All of the data below should be written out exactly.

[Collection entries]
"""

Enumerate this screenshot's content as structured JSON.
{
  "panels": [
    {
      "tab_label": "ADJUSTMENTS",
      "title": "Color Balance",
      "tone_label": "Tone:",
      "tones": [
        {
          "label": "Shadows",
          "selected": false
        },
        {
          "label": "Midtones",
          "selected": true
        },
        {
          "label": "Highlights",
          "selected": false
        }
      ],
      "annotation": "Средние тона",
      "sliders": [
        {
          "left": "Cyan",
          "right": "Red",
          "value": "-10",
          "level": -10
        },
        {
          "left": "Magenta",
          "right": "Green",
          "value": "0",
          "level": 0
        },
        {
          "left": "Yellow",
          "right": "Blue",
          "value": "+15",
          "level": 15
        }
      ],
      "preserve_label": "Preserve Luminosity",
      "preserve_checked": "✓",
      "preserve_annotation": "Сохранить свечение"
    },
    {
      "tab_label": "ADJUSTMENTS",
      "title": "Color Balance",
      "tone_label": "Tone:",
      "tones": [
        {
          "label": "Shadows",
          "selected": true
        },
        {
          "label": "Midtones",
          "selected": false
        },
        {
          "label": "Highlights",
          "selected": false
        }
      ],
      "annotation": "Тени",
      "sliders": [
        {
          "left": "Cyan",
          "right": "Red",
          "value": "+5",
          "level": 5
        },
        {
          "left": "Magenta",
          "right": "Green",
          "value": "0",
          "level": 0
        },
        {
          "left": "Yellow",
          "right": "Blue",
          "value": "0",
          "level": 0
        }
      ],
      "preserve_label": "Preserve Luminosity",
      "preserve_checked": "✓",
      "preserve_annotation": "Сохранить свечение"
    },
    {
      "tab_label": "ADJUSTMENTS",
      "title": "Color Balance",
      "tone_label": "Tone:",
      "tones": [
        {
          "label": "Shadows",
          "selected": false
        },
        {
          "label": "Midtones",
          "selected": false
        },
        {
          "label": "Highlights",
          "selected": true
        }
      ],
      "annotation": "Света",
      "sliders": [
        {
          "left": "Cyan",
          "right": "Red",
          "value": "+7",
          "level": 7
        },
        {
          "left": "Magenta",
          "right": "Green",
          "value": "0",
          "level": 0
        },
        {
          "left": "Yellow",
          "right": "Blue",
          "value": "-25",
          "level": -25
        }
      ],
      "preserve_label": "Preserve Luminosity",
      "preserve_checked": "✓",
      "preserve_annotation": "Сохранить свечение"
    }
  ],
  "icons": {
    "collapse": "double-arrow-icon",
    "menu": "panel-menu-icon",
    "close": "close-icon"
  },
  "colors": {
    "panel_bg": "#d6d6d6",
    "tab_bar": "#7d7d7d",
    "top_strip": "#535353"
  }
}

"""

Output |
Enumerate this screenshot's content as structured JSON.
{
  "panels": [
    {
      "tab_label": "ADJUSTMENTS",
      "title": "Color Balance",
      "tone_label": "Tone:",
      "tones": [
        {
          "label": "Shadows",
          "selected": false
        },
        {
          "label": "Midtones",
          "selected": true
        },
        {
          "label": "Highlights",
          "selected": false
        }
      ],
      "annotation": "Средние тона",
      "sliders": [
        {
          "left": "Cyan",
          "right": "Red",
          "value": "-10",
          "level": -10
        },
        {
          "left": "Magenta",
          "right": "Green",
          "value": "0",
          "level": 0
        },
        {
          "left": "Yellow",
          "right": "Blue",
          "value": "+15",
          "level": 15
        }
      ],
      "preserve_label": "Preserve Luminosity",
      "preserve_checked": "✓",
      "preserve_annotation": "Сохранить свечение"
    },
    {
      "tab_label": "ADJUSTMENTS",
      "title": "Color Balance",
      "tone_label": "Tone:",
      "tones": [
        {
          "label": "Shadows",
          "selected": true
        },
        {
          "label": "Midtones",
          "selected": false
        },
        {
          "label": "Highlights",
          "selected": false
        }
      ],
      "annotation": "Тени",
      "sliders": [
        {
          "left": "Cyan",
          "right": "Red",
          "value": "+5",
          "level": 5
        },
        {
          "left": "Magenta",
          "right": "Green",
          "value": "0",
          "level": 0
        },
        {
          "left": "Yellow",
          "right": "Blue",
          "value": "0",
          "level": 0
        }
      ],
      "preserve_label": "Preserve Luminosity",
      "preserve_checked": "✓",
      "preserve_annotation": "Сохранить свечение"
    },
    {
      "tab_label": "ADJUSTMENTS",
      "title": "Color Balance",
      "tone_label": "Tone:",
      "tones": [
        {
          "label": "Shadows",
          "selected": false
        },
        {
          "label": "Midtones",
          "selected": false
        },
        {
          "label": "Highlights",
          "selected": true
        }
      ],
      "annotation": "Света",
      "sliders": [
        {
          "left": "Cyan",
          "right": "Red",
          "value": "+7",
          "level": 7
        },
        {
          "left": "Magenta",
          "right": "Green",
          "value": "0",
          "level": 0
        },
        {
          "left": "Yellow",
          "right": "Blue",
          "value": "-25",
          "level": -25
        }
      ],
      "preserve_label": "Preserve Luminosity",
      "preserve_checked": "✓",
      "preserve_annotation": "Сохранить свечение"
    }
  ],
  "icons": {
    "collapse": "double-arrow-icon",
    "menu": "panel-menu-icon",
    "close": "close-icon"
  },
  "colors": {
    "panel_bg": "#d6d6d6",
    "tab_bar": "#7d7d7d",
    "top_strip": "#535353"
  }
}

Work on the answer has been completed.